### [Stored data]
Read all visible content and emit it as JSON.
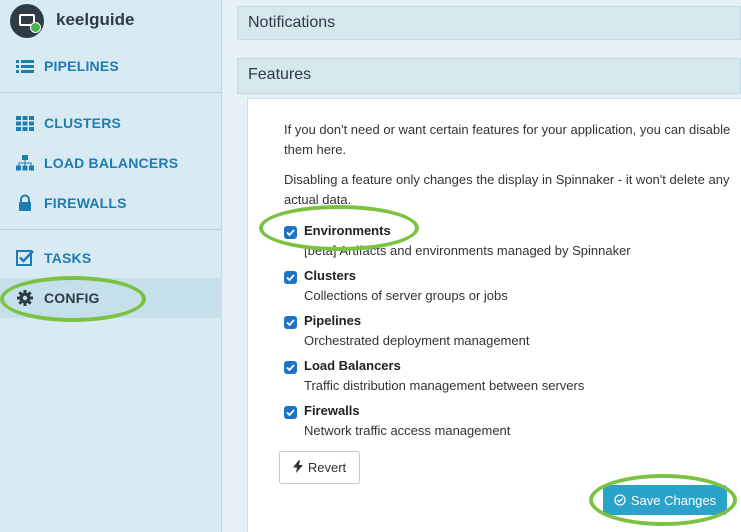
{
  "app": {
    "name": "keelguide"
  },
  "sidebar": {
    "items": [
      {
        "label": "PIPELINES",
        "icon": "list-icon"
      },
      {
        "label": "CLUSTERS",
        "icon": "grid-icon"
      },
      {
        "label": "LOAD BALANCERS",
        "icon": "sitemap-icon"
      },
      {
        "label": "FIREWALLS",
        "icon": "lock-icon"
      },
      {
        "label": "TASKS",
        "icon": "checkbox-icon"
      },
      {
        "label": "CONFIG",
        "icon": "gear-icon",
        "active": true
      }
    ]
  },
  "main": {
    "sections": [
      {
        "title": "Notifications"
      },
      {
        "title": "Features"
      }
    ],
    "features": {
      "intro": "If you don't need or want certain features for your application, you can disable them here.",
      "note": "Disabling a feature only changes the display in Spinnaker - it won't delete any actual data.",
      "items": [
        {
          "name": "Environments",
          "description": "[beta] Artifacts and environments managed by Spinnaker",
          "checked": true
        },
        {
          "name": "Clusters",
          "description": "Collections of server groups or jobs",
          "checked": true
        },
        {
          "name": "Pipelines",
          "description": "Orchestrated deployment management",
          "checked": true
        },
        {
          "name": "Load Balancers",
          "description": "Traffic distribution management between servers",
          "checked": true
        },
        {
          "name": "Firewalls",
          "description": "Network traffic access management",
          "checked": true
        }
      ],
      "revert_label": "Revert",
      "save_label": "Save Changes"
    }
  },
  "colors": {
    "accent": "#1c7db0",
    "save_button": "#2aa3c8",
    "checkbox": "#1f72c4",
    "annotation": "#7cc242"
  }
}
---
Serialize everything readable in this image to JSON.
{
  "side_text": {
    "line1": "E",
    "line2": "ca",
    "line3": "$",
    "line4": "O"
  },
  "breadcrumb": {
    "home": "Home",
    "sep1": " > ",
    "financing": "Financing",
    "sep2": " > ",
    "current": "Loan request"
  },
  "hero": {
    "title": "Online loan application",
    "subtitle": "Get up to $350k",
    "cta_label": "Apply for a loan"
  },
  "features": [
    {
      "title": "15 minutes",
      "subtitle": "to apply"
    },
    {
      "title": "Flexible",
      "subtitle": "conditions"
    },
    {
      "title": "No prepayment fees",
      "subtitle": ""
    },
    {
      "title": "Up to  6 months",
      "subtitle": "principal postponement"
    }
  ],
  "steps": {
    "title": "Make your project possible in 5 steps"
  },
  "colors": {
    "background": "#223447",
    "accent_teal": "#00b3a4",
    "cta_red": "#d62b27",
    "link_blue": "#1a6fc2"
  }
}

### [Requirement]
Within the listing above, copy each line that has the string "management".

### [Exercise response]
          "description": "Orchestrated deployment management",
          "description": "Traffic distribution management between servers",
          "description": "Network traffic access management",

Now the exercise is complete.